→ **AIM**:
Omit all pictures and give the records below again exactly as written.

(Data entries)
====

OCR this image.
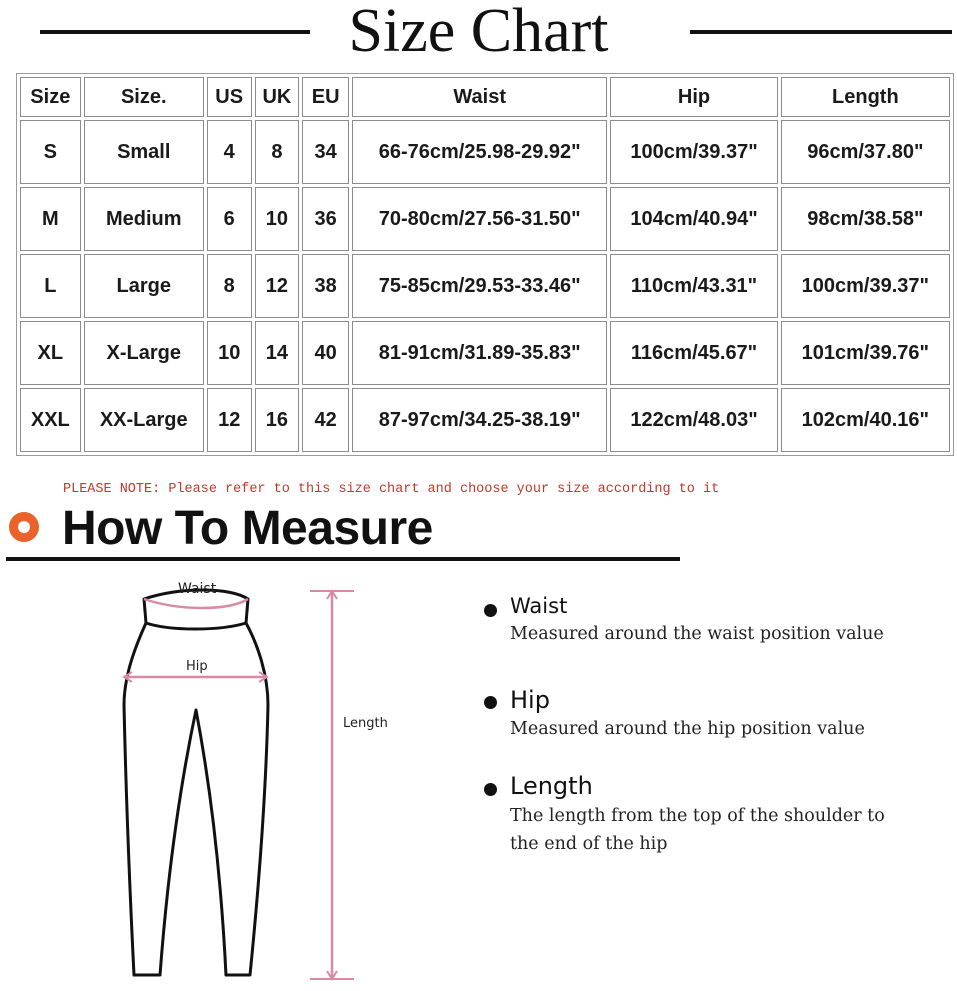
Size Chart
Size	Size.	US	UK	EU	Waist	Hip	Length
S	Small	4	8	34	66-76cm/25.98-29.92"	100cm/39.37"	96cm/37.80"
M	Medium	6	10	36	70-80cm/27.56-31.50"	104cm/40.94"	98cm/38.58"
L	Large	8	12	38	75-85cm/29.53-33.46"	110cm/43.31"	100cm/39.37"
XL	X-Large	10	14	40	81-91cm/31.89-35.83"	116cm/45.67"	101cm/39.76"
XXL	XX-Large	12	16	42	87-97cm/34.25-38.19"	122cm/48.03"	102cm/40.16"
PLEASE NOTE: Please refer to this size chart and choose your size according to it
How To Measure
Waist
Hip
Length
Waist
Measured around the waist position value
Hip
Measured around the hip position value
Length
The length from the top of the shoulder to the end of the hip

====

→ **SOLUTION BELOW**:
OCR this image.
Size Chart
Size	Size.	US	UK	EU	Waist	Hip	Length
S	Small	4	8	34	66-76cm/25.98-29.92"	100cm/39.37"	96cm/37.80"
M	Medium	6	10	36	70-80cm/27.56-31.50"	104cm/40.94"	98cm/38.58"
L	Large	8	12	38	75-85cm/29.53-33.46"	110cm/43.31"	100cm/39.37"
XL	X-Large	10	14	40	81-91cm/31.89-35.83"	116cm/45.67"	101cm/39.76"
XXL	XX-Large	12	16	42	87-97cm/34.25-38.19"	122cm/48.03"	102cm/40.16"
PLEASE NOTE: Please refer to this size chart and choose your size according to it
How To Measure
Waist
Hip
Length
Waist
Measured around the waist position value
Hip
Measured around the hip position value
Length
The length from the top of the shoulder to the end of the hip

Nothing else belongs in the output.